• **Task directions**: Each record that follows should be repeated exactly, minus any images.

• **Supplied records**:
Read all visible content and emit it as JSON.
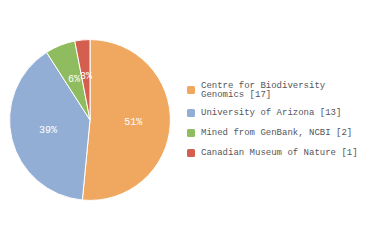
{
  "chart_data": {
    "type": "pie",
    "categories": [
      "Centre for Biodiversity\nGenomics [17]",
      "University of Arizona [13]",
      "Mined from GenBank, NCBI [2]",
      "Canadian Museum of Nature [1]"
    ],
    "values": [
      51,
      39,
      6,
      3
    ],
    "value_labels": [
      "51%",
      "39%",
      "6%",
      "3%"
    ],
    "colors": [
      "#f0a860",
      "#92aed4",
      "#8fbc5e",
      "#d45f4e"
    ],
    "data_labels": true,
    "legend": "right"
  }
}
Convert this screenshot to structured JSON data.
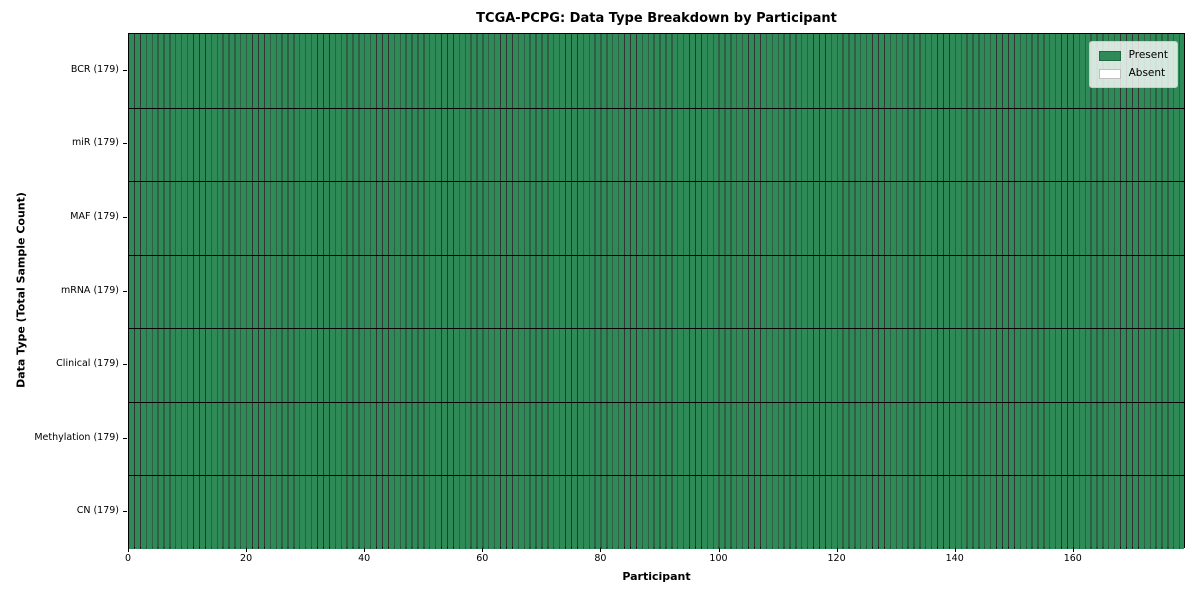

• **Task response**:
Read all visible content and emit it as JSON.
{
  "chart_data": {
    "type": "pie",
    "categories": [
      "Centre for Biodiversity\nGenomics [17]",
      "University of Arizona [13]",
      "Mined from GenBank, NCBI [2]",
      "Canadian Museum of Nature [1]"
    ],
    "values": [
      51,
      39,
      6,
      3
    ],
    "value_labels": [
      "51%",
      "39%",
      "6%",
      "3%"
    ],
    "colors": [
      "#f0a860",
      "#92aed4",
      "#8fbc5e",
      "#d45f4e"
    ],
    "data_labels": true,
    "legend": "right"
  }
}
Convert this screenshot to structured JSON data.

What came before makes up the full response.